**Passage to read**
-------

On Thursday, January 23, 2014, Peter Maydell
<peter.maydell@linaro.org<javascript:_e({}, 'cvml',
'peter.maydell@linaro.org');>>
wrote:
> From: Alex Bennée <alex.bennee@linaro.org>
>
> This implements a subset of the AdvSIMD shift operations (namely all the
> none saturating or narrowing ones). The actual shift generation code
> itself is common for both the scalar and vector cases but wrapped with
> either vector element iteration or the fp reg access.
>
> The rounding operations need to take special care to correctly reflect
> the result of adding rounding bits on high bits as the intermediates do
> not truncate.
>
> Signed-off-by: Alex Bennée <alex.bennee@linaro.org>
> Reviewed-by: Richard Henderson <rth@twiddle.net>
> ---
> target-arm/translate-a64.c | 381
> ++++++++++++++++++++++++++++++++++++++++++++-
> 1 file changed, 379 insertions(+), 2 deletions(-)
>
> diff --git a/target-arm/translate-a64.c b/target-arm/translate-a64.c
> index 5eabf24..9eb91fc4 100644
> --- a/target-arm/translate-a64.c
> +++ b/target-arm/translate-a64.c
> @@ -5531,15 +5531,220 @@ static void
> disas_simd_scalar_pairwise(DisasContext *s, uint32_t insn)
> unsupported_encoding(s, insn);
> }
>
> +/*
> + * Common SSHR[RA]/USHR[RA] - Shift right (optional rounding/accumulate)
> + *
> + * This code is handles the common shifting code and is used by both
> + * the vector and scalar code.
> + */
> +static void handle_shri_with_rndacc(TCGv_i64 tcg_res, TCGv_i64 tcg_src,
> + TCGv_i64 tcg_rnd, bool accumulate,
> + bool is_u, int size, int shift)

-------

**Stored records**
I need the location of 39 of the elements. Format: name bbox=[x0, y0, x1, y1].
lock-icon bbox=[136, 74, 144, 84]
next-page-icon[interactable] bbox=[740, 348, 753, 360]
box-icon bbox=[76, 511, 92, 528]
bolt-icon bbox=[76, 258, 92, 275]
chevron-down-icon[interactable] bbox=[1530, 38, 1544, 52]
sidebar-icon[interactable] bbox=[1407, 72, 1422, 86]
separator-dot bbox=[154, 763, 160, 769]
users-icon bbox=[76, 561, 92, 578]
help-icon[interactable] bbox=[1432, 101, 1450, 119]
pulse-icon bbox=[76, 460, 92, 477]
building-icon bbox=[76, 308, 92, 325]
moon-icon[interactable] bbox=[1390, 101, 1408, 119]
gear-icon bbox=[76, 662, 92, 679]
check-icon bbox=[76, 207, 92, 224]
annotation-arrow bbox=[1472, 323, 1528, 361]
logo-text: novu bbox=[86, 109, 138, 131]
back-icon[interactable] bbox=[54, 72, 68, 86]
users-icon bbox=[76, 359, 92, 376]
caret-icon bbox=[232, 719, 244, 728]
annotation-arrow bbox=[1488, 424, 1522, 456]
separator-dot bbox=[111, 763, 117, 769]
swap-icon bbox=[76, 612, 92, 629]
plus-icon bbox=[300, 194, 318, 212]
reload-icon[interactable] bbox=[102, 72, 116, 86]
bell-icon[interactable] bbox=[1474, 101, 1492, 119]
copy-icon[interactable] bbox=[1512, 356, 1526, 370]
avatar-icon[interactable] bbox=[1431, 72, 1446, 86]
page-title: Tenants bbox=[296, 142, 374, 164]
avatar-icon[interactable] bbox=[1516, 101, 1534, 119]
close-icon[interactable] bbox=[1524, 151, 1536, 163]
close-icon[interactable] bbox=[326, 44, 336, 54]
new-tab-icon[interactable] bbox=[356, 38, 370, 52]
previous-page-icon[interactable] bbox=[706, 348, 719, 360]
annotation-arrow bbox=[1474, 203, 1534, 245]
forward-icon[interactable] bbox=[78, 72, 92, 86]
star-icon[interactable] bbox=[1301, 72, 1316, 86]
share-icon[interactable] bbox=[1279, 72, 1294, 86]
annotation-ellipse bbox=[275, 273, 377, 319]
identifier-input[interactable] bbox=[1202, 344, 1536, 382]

-------

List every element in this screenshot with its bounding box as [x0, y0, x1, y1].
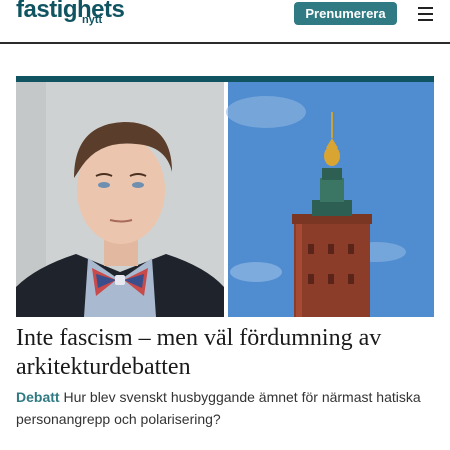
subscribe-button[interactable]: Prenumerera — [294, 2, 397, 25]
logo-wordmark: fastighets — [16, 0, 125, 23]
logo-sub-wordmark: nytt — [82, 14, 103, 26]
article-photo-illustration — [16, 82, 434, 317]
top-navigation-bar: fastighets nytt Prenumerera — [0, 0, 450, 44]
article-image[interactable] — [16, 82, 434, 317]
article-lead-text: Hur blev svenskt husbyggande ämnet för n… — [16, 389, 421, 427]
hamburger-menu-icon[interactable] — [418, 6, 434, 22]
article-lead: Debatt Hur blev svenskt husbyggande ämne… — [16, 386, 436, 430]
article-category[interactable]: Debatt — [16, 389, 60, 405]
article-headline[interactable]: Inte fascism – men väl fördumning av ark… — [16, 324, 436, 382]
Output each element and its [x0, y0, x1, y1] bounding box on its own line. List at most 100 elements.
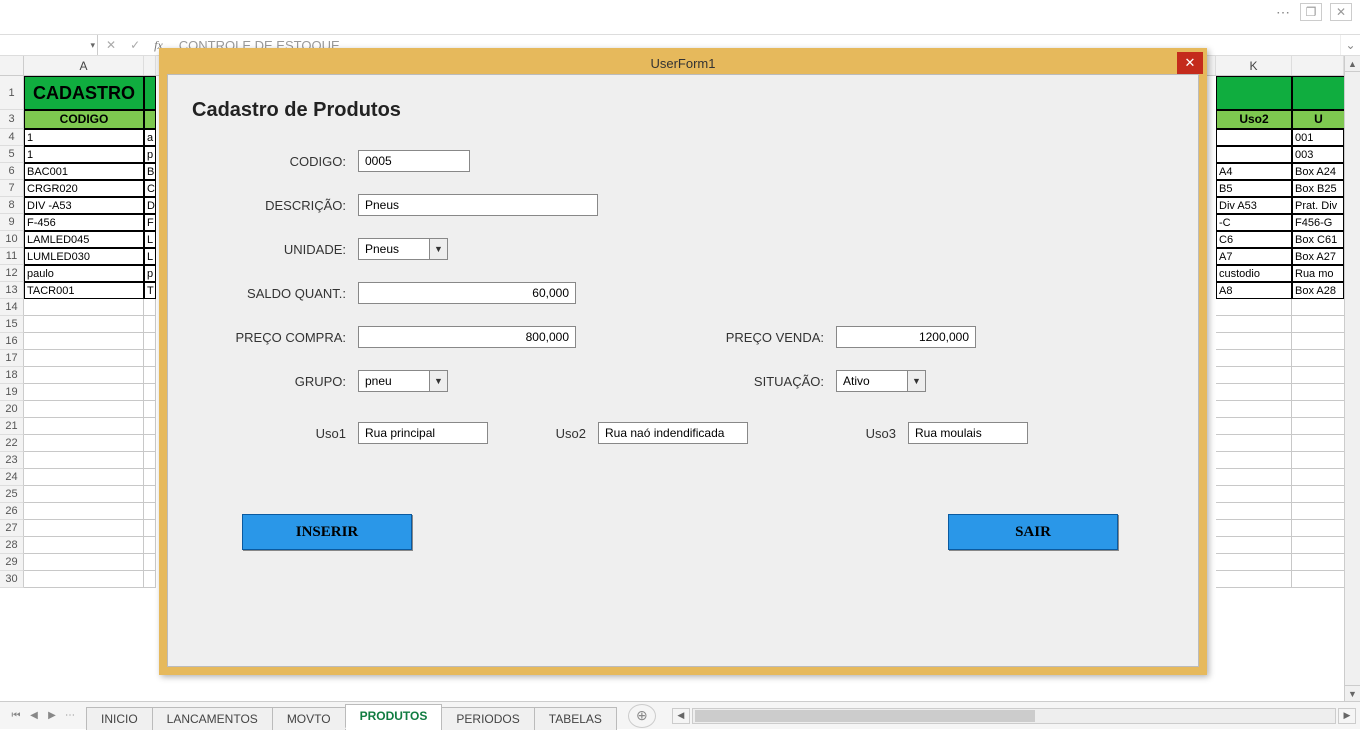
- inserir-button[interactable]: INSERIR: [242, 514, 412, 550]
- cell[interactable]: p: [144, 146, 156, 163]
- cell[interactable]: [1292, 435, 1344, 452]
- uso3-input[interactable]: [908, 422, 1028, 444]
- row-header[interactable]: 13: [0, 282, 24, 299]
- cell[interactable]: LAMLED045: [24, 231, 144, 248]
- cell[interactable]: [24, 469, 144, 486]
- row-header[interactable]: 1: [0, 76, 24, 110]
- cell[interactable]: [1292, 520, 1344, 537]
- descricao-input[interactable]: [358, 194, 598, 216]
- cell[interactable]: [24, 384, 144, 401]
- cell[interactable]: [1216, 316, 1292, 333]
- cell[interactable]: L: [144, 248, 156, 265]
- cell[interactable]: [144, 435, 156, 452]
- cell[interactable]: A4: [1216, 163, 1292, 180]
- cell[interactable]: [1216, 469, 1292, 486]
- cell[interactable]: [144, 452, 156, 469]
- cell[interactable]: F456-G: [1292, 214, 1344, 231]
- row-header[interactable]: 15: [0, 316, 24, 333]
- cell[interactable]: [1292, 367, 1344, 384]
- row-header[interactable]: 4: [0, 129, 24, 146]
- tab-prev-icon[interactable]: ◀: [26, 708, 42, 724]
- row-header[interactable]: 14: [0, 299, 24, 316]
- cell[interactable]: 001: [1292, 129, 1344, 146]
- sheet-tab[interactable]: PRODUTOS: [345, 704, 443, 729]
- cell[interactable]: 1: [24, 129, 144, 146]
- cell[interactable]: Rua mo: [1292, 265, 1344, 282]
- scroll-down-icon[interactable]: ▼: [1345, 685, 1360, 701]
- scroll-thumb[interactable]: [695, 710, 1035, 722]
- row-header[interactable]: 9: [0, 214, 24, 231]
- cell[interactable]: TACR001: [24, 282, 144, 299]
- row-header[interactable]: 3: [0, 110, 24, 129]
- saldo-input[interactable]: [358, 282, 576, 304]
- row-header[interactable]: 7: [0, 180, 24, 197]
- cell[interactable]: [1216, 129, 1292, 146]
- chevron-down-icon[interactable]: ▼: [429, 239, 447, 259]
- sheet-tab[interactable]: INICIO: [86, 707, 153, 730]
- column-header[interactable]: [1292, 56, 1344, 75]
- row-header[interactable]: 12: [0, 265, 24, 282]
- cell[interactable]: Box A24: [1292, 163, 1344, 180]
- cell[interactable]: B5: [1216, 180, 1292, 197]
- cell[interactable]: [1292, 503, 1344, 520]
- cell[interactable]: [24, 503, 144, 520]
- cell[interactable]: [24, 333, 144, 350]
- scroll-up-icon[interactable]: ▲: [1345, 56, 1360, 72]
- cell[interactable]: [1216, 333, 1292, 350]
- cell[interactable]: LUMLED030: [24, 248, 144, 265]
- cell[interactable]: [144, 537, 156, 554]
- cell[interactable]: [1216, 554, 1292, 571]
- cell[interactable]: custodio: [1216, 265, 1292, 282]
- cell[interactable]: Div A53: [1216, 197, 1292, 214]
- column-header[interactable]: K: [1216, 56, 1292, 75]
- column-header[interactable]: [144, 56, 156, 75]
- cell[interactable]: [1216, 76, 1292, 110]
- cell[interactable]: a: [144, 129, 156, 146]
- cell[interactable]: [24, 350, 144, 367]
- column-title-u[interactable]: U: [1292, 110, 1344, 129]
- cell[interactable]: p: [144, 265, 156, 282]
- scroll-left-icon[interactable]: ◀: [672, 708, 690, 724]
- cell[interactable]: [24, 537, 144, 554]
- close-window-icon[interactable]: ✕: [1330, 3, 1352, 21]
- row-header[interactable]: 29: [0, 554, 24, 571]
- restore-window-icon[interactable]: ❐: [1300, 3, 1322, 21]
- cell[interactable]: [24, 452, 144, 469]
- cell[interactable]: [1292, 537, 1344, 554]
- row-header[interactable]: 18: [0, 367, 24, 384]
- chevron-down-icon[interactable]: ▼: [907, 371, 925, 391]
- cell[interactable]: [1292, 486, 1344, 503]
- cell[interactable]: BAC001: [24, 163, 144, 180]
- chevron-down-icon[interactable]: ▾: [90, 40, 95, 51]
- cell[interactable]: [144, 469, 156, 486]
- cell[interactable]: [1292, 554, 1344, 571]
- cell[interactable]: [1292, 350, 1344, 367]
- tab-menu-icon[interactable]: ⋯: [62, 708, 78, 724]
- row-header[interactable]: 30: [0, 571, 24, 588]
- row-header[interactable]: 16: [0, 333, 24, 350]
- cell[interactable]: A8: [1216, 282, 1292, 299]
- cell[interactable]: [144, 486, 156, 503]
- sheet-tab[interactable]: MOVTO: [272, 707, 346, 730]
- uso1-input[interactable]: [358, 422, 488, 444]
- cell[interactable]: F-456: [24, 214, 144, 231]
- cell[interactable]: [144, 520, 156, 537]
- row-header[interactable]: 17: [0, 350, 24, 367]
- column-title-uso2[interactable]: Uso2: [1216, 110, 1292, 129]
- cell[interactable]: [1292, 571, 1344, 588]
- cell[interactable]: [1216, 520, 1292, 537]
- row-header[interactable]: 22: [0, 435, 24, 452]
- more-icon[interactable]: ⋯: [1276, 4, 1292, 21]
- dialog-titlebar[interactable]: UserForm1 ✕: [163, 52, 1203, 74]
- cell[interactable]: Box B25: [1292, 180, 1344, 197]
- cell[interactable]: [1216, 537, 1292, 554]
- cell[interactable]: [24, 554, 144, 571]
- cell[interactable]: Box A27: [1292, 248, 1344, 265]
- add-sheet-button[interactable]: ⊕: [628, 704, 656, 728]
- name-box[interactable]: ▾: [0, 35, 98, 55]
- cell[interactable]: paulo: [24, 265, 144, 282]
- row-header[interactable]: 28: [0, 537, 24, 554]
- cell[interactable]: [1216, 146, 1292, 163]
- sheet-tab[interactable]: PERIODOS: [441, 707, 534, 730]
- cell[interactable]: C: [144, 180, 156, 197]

-------

**What you are asked to do**
According to the patch email, how many insertions and deletions does the change make? The rows are separate material and have no connection to the patch email.

**Response to this task**
379 insertions and 2 deletions.